• What to work on
Count the lines in the data below where the string "plans" occurs, please, and give the number alone.

• Records supplied
◆ ◆ ◆ ◆ ◆ ◆ ◆

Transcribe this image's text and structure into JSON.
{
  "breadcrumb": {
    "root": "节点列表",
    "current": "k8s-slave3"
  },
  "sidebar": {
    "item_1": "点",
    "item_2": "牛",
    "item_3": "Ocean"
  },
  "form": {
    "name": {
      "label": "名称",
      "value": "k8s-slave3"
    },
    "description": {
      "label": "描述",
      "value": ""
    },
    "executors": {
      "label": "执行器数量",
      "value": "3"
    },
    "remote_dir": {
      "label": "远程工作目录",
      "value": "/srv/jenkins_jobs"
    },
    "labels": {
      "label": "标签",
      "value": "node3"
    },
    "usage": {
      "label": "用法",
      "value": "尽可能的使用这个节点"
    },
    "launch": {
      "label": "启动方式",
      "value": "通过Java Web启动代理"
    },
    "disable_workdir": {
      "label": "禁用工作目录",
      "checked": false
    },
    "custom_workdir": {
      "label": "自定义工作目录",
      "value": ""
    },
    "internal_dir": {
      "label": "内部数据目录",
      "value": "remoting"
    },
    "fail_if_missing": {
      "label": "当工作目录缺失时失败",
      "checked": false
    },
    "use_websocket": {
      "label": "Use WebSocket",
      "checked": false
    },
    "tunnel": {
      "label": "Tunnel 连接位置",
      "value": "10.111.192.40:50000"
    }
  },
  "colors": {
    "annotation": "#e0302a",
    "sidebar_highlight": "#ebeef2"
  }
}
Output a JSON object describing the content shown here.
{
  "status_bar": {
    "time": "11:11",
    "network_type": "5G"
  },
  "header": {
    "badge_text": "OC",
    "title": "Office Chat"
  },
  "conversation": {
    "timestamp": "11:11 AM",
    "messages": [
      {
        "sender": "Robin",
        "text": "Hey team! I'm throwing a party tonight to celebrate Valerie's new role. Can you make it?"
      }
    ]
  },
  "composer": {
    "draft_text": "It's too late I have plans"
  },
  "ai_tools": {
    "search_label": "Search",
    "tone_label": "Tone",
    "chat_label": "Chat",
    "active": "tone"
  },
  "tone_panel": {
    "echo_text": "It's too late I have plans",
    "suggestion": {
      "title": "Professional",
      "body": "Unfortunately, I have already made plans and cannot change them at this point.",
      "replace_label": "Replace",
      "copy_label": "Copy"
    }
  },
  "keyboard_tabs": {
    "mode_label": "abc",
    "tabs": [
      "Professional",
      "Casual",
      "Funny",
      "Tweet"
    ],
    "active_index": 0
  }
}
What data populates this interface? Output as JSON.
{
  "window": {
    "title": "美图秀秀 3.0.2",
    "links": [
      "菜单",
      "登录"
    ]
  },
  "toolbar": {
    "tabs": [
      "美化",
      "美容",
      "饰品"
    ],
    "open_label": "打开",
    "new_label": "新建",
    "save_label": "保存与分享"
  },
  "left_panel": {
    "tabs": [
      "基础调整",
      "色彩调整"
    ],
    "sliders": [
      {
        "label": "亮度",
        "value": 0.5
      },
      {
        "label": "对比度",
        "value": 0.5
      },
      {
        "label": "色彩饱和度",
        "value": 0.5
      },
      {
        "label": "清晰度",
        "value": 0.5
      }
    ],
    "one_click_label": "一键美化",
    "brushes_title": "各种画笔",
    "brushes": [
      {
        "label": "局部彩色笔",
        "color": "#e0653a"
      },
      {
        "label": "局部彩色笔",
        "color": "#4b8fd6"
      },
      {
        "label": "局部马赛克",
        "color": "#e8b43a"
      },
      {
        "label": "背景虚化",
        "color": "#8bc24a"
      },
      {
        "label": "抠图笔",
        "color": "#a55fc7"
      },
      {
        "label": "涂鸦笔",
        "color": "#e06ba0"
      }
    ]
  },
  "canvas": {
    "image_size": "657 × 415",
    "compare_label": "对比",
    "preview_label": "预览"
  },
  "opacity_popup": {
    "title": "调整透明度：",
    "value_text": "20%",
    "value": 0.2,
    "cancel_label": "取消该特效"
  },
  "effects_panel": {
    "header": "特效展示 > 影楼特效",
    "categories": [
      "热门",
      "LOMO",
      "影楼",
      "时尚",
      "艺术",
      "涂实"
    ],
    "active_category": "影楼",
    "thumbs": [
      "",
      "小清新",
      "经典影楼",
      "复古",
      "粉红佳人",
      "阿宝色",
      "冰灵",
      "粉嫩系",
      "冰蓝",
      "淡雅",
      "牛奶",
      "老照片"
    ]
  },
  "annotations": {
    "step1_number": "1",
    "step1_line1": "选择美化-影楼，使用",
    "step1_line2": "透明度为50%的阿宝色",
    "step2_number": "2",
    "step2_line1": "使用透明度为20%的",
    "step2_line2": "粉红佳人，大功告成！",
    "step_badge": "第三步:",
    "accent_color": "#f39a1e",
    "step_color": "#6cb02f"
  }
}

◆ ◆ ◆ ◆ ◆ ◆ ◆

• Answer
3